═════ Supplied data ═════
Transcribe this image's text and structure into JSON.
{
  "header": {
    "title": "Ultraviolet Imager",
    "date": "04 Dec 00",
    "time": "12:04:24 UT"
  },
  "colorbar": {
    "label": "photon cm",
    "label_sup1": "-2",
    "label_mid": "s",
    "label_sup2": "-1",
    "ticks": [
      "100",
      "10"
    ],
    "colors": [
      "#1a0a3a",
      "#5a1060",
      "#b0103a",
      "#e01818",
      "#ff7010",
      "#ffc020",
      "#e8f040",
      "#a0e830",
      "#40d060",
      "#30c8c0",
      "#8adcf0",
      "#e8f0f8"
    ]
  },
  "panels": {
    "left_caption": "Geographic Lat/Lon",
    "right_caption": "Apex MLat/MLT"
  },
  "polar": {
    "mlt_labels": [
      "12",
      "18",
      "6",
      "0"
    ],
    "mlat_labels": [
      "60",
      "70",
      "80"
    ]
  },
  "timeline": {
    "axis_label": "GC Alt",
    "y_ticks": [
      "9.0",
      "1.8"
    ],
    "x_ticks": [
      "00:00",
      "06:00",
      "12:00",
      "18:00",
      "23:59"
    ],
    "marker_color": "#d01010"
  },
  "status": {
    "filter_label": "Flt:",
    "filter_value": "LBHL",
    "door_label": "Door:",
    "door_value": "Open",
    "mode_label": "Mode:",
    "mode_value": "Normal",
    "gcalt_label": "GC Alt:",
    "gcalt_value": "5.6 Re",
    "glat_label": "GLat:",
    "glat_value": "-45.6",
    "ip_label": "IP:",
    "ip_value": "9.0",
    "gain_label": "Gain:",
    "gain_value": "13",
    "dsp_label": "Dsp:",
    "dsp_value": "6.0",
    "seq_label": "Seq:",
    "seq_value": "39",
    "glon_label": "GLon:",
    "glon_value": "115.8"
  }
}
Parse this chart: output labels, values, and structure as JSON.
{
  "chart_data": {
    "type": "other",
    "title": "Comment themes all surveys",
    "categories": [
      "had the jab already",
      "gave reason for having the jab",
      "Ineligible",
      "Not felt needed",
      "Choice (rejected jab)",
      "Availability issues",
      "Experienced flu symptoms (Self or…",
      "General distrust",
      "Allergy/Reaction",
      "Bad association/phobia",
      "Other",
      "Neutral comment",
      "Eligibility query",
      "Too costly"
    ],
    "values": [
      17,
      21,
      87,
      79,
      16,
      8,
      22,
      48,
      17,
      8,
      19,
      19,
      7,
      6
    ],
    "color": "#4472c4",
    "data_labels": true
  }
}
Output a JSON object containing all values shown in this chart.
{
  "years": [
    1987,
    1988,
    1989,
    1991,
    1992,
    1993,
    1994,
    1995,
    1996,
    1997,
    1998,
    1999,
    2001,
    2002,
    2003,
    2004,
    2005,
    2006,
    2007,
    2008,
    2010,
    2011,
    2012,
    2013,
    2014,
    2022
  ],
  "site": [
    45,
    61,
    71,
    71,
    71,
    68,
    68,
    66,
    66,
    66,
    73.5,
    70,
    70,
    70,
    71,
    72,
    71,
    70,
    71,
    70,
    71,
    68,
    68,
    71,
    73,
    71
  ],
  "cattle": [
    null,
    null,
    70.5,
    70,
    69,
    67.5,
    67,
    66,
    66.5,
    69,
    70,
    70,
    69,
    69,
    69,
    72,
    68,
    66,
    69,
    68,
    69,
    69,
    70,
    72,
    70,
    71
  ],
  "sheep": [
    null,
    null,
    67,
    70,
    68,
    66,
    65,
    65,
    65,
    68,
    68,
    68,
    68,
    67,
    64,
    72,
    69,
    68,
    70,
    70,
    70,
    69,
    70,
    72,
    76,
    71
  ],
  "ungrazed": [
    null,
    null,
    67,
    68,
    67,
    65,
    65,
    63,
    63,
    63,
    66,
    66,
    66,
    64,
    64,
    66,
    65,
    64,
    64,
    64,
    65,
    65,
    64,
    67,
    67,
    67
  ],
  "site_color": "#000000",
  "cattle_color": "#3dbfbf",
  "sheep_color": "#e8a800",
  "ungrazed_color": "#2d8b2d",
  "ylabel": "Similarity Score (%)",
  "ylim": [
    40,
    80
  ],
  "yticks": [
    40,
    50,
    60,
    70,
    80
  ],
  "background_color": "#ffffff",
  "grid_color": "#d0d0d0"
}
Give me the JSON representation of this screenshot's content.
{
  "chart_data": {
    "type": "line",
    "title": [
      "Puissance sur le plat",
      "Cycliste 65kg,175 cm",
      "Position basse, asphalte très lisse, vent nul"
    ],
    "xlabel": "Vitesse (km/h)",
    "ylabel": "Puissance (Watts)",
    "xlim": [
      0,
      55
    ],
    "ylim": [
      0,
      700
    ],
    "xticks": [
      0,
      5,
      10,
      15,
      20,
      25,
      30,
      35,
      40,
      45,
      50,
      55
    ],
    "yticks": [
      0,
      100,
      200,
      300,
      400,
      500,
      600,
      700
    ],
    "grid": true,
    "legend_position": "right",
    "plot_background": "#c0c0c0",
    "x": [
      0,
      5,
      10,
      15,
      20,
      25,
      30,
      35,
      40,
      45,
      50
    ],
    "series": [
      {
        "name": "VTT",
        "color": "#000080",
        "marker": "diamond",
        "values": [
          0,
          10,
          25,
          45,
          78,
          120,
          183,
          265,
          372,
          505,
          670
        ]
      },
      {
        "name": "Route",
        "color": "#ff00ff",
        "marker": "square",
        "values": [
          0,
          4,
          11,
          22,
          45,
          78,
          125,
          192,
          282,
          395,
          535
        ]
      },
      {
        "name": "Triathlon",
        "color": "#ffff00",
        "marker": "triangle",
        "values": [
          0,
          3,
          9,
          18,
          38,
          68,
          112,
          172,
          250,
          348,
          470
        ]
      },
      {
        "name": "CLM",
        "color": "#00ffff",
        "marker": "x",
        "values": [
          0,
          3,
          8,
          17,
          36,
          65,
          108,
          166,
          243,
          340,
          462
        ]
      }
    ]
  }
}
═════
> **Work instructions**
From the listing, copy every line where the string "structure" appears.

> **Response to this task**
Transcribe this image's text and structure into JSON.
Parse this chart: output labels, values, and structure as JSON.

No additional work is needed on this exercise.